## PROBLEM REQUIREMENTS
Produce an exact copy of all the data below, dropping every image.

## DATA RECORDS
_ _ _ _ _ _ _

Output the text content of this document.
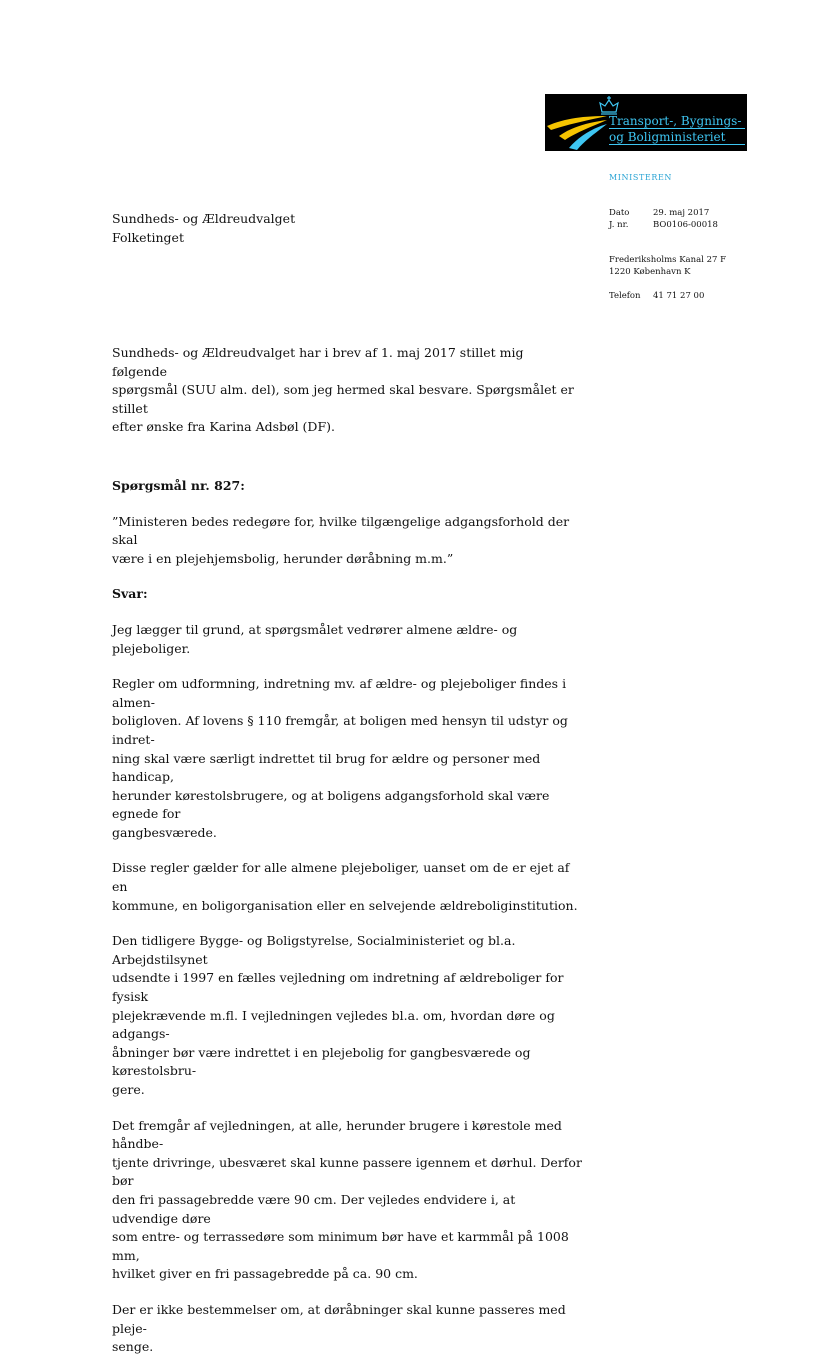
Transport-, Bygnings-
og Boligministeriet
MINISTEREN
Dato	29. maj 2017
J. nr.	BO0106-00018
Frederiksholms Kanal 27 F
1220 København K
Telefon 41 71 27 00
Sundheds- og Ældreudvalget
Folketinget

Sundheds- og Ældreudvalget har i brev af 1. maj 2017 stillet mig følgende
spørgsmål (SUU alm. del), som jeg hermed skal besvare. Spørgsmålet er stillet
efter ønske fra Karina Adsbøl (DF).

Spørgsmål nr. 827:

”Ministeren bedes redegøre for, hvilke tilgængelige adgangsforhold der skal
være i en plejehjemsbolig, herunder døråbning m.m.”

Svar:

Jeg lægger til grund, at spørgsmålet vedrører almene ældre- og plejeboliger.

Regler om udformning, indretning mv. af ældre- og plejeboliger findes i almen-
boligloven. Af lovens § 110 fremgår, at boligen med hensyn til udstyr og indret-
ning skal være særligt indrettet til brug for ældre og personer med handicap,
herunder kørestolsbrugere, og at boligens adgangsforhold skal være egnede for
gangbesværede.

Disse regler gælder for alle almene plejeboliger, uanset om de er ejet af en
kommune, en boligorganisation eller en selvejende ældreboliginstitution.

Den tidligere Bygge- og Boligstyrelse, Socialministeriet og bl.a. Arbejdstilsynet
udsendte i 1997 en fælles vejledning om indretning af ældreboliger for fysisk
plejekrævende m.fl. I vejledningen vejledes bl.a. om, hvordan døre og adgangs-
åbninger bør være indrettet i en plejebolig for gangbesværede og kørestolsbru-
gere.

Det fremgår af vejledningen, at alle, herunder brugere i kørestole med håndbe-
tjente drivringe, ubesværet skal kunne passere igennem et dørhul. Derfor bør
den fri passagebredde være 90 cm. Der vejledes endvidere i, at udvendige døre
som entre- og terrassedøre som minimum bør have et karmmål på 1008 mm,
hvilket giver en fri passagebredde på ca. 90 cm.

Der er ikke bestemmelser om, at døråbninger skal kunne passeres med pleje-
senge.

_ _ _ _ _ _ _

## ANSWER TO THE TASK
Output the text content of this document.
Transport-, Bygnings-
og Boligministeriet
MINISTEREN
Dato	29. maj 2017
J. nr.	BO0106-00018
Frederiksholms Kanal 27 F
1220 København K
Telefon 41 71 27 00
Sundheds- og Ældreudvalget
Folketinget

Sundheds- og Ældreudvalget har i brev af 1. maj 2017 stillet mig følgende
spørgsmål (SUU alm. del), som jeg hermed skal besvare. Spørgsmålet er stillet
efter ønske fra Karina Adsbøl (DF).

Spørgsmål nr. 827:

”Ministeren bedes redegøre for, hvilke tilgængelige adgangsforhold der skal
være i en plejehjemsbolig, herunder døråbning m.m.”

Svar:

Jeg lægger til grund, at spørgsmålet vedrører almene ældre- og plejeboliger.

Regler om udformning, indretning mv. af ældre- og plejeboliger findes i almen-
boligloven. Af lovens § 110 fremgår, at boligen med hensyn til udstyr og indret-
ning skal være særligt indrettet til brug for ældre og personer med handicap,
herunder kørestolsbrugere, og at boligens adgangsforhold skal være egnede for
gangbesværede.

Disse regler gælder for alle almene plejeboliger, uanset om de er ejet af en
kommune, en boligorganisation eller en selvejende ældreboliginstitution.

Den tidligere Bygge- og Boligstyrelse, Socialministeriet og bl.a. Arbejdstilsynet
udsendte i 1997 en fælles vejledning om indretning af ældreboliger for fysisk
plejekrævende m.fl. I vejledningen vejledes bl.a. om, hvordan døre og adgangs-
åbninger bør være indrettet i en plejebolig for gangbesværede og kørestolsbru-
gere.

Det fremgår af vejledningen, at alle, herunder brugere i kørestole med håndbe-
tjente drivringe, ubesværet skal kunne passere igennem et dørhul. Derfor bør
den fri passagebredde være 90 cm. Der vejledes endvidere i, at udvendige døre
som entre- og terrassedøre som minimum bør have et karmmål på 1008 mm,
hvilket giver en fri passagebredde på ca. 90 cm.

Der er ikke bestemmelser om, at døråbninger skal kunne passeres med pleje-
senge.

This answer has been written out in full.